Directive -> Give the number of lines in the listing that hold the word "Lime". Write nothing but that number.

--- Data to process ---

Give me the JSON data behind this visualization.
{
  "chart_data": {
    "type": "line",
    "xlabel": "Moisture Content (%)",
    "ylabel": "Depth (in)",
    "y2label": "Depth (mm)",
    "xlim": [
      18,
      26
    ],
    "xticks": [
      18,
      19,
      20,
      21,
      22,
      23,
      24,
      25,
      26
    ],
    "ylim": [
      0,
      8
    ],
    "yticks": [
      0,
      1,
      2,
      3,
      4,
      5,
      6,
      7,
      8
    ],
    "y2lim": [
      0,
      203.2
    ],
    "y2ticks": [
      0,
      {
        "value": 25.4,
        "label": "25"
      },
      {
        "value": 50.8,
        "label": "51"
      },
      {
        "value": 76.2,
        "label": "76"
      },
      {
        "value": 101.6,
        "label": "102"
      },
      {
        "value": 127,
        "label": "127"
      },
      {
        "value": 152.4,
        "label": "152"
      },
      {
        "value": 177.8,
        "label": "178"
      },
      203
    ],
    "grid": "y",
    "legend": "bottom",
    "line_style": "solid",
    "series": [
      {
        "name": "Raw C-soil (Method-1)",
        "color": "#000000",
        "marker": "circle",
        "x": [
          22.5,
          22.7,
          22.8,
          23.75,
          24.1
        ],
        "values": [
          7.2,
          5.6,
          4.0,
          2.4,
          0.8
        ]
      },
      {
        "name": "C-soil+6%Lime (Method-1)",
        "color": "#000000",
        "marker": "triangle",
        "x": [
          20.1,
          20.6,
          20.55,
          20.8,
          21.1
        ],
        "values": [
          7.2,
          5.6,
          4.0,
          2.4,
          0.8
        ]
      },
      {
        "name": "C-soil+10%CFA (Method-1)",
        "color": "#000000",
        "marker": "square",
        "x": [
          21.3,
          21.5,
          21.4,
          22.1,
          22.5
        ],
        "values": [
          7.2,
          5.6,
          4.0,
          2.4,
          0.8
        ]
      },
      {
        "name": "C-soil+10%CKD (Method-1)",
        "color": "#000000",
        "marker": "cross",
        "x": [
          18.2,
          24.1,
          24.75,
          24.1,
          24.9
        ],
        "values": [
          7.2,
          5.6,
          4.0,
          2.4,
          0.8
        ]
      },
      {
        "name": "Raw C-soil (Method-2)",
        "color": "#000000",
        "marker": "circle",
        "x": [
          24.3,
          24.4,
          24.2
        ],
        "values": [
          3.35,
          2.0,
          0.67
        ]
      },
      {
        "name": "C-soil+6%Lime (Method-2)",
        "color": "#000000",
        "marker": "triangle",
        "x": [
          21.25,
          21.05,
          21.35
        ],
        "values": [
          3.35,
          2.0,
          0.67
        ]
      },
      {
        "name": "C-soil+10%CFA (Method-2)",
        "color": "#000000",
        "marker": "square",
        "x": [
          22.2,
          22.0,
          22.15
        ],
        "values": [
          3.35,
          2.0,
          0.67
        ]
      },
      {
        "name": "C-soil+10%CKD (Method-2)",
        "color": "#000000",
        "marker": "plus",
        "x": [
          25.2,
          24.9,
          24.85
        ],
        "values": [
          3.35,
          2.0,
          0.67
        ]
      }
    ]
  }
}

---

Task output -> 2